Goal:
Give every line of the data again, unchanged, but with no pictures.

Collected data
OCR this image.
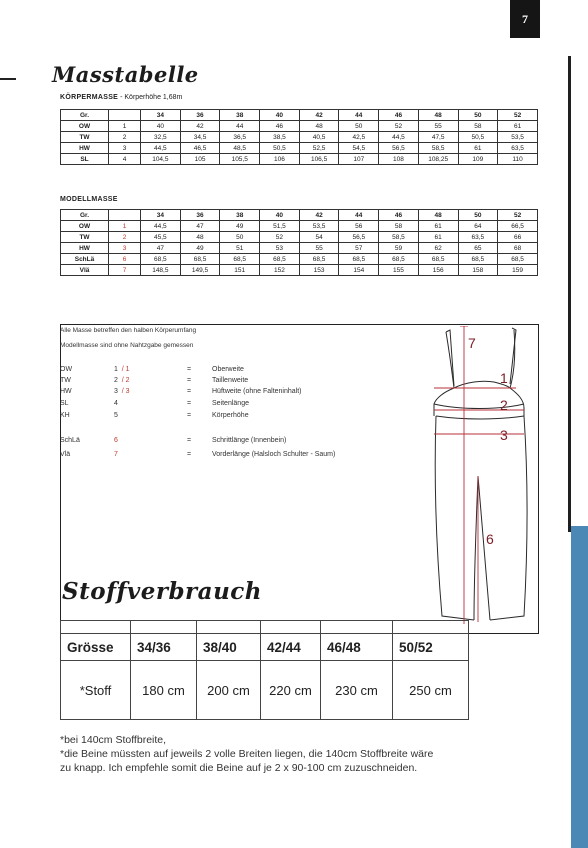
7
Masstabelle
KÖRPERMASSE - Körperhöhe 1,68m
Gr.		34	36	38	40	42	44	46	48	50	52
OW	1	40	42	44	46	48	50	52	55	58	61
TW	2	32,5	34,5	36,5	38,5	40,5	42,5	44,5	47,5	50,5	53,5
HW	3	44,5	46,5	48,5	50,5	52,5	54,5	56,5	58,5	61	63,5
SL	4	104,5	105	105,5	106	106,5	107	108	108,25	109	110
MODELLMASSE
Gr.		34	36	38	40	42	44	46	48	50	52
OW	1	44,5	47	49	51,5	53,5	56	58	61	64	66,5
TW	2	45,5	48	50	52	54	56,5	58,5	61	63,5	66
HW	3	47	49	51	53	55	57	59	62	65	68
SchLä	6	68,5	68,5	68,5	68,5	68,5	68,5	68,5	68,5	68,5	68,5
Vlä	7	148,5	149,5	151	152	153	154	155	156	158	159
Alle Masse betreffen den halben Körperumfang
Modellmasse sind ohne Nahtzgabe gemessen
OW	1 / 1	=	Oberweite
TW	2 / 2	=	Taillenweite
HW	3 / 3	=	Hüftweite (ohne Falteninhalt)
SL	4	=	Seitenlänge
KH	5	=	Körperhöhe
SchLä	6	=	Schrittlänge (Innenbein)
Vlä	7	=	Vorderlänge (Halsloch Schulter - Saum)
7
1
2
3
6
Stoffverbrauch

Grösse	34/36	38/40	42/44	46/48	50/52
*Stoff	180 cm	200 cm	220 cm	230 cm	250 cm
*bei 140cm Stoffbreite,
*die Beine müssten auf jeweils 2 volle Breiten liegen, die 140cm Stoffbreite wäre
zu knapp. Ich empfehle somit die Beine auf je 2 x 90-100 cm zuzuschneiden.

Final result:
OCR this image.
7
Masstabelle
KÖRPERMASSE - Körperhöhe 1,68m
Gr.		34	36	38	40	42	44	46	48	50	52
OW	1	40	42	44	46	48	50	52	55	58	61
TW	2	32,5	34,5	36,5	38,5	40,5	42,5	44,5	47,5	50,5	53,5
HW	3	44,5	46,5	48,5	50,5	52,5	54,5	56,5	58,5	61	63,5
SL	4	104,5	105	105,5	106	106,5	107	108	108,25	109	110
MODELLMASSE
Gr.		34	36	38	40	42	44	46	48	50	52
OW	1	44,5	47	49	51,5	53,5	56	58	61	64	66,5
TW	2	45,5	48	50	52	54	56,5	58,5	61	63,5	66
HW	3	47	49	51	53	55	57	59	62	65	68
SchLä	6	68,5	68,5	68,5	68,5	68,5	68,5	68,5	68,5	68,5	68,5
Vlä	7	148,5	149,5	151	152	153	154	155	156	158	159
Alle Masse betreffen den halben Körperumfang
Modellmasse sind ohne Nahtzgabe gemessen
OW	1 / 1	=	Oberweite
TW	2 / 2	=	Taillenweite
HW	3 / 3	=	Hüftweite (ohne Falteninhalt)
SL	4	=	Seitenlänge
KH	5	=	Körperhöhe
SchLä	6	=	Schrittlänge (Innenbein)
Vlä	7	=	Vorderlänge (Halsloch Schulter - Saum)
7
1
2
3
6
Stoffverbrauch

Grösse	34/36	38/40	42/44	46/48	50/52
*Stoff	180 cm	200 cm	220 cm	230 cm	250 cm
*bei 140cm Stoffbreite,
*die Beine müssten auf jeweils 2 volle Breiten liegen, die 140cm Stoffbreite wäre
zu knapp. Ich empfehle somit die Beine auf je 2 x 90-100 cm zuzuschneiden.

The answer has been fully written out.